**Problem description**
Your task is to repeat the entries word for word while leaving out the pictures.

------------

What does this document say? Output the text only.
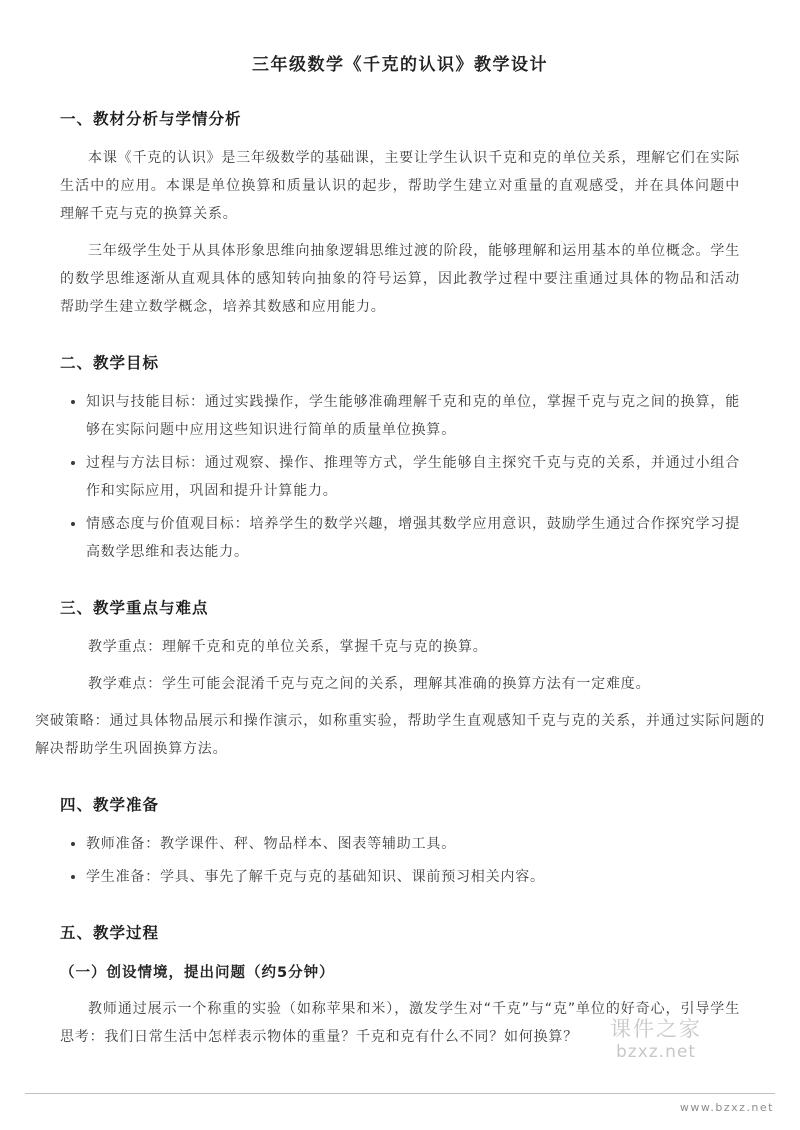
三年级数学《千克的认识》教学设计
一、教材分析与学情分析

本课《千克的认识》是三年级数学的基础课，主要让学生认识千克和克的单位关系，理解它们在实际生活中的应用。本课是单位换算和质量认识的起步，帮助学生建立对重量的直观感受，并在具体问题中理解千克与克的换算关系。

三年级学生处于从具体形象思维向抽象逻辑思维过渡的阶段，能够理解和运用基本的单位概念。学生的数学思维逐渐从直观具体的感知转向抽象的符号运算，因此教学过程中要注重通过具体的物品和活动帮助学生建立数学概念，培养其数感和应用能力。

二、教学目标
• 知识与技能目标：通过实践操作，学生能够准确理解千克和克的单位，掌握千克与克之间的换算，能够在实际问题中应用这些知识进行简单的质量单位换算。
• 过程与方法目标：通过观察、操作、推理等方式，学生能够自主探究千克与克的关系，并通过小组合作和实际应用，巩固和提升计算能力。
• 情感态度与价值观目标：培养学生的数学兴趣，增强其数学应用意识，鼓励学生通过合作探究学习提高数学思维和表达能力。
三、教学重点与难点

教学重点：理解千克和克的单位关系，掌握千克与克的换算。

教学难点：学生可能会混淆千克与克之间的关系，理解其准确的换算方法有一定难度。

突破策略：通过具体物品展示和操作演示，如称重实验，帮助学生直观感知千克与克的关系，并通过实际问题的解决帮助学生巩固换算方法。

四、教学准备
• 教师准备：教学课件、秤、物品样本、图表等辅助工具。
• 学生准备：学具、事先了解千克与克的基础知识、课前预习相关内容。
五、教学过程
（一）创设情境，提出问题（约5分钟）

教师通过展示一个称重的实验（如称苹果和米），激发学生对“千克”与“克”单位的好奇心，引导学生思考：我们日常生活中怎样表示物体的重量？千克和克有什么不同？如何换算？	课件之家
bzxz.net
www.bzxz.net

------------

**Correct output**
What does this document say? Output the text only.
三年级数学《千克的认识》教学设计
一、教材分析与学情分析

本课《千克的认识》是三年级数学的基础课，主要让学生认识千克和克的单位关系，理解它们在实际生活中的应用。本课是单位换算和质量认识的起步，帮助学生建立对重量的直观感受，并在具体问题中理解千克与克的换算关系。

三年级学生处于从具体形象思维向抽象逻辑思维过渡的阶段，能够理解和运用基本的单位概念。学生的数学思维逐渐从直观具体的感知转向抽象的符号运算，因此教学过程中要注重通过具体的物品和活动帮助学生建立数学概念，培养其数感和应用能力。

二、教学目标
• 知识与技能目标：通过实践操作，学生能够准确理解千克和克的单位，掌握千克与克之间的换算，能够在实际问题中应用这些知识进行简单的质量单位换算。
• 过程与方法目标：通过观察、操作、推理等方式，学生能够自主探究千克与克的关系，并通过小组合作和实际应用，巩固和提升计算能力。
• 情感态度与价值观目标：培养学生的数学兴趣，增强其数学应用意识，鼓励学生通过合作探究学习提高数学思维和表达能力。
三、教学重点与难点

教学重点：理解千克和克的单位关系，掌握千克与克的换算。

教学难点：学生可能会混淆千克与克之间的关系，理解其准确的换算方法有一定难度。

突破策略：通过具体物品展示和操作演示，如称重实验，帮助学生直观感知千克与克的关系，并通过实际问题的解决帮助学生巩固换算方法。

四、教学准备
• 教师准备：教学课件、秤、物品样本、图表等辅助工具。
• 学生准备：学具、事先了解千克与克的基础知识、课前预习相关内容。
五、教学过程
（一）创设情境，提出问题（约5分钟）

教师通过展示一个称重的实验（如称苹果和米），激发学生对“千克”与“克”单位的好奇心，引导学生思考：我们日常生活中怎样表示物体的重量？千克和克有什么不同？如何换算？	课件之家
bzxz.net
www.bzxz.net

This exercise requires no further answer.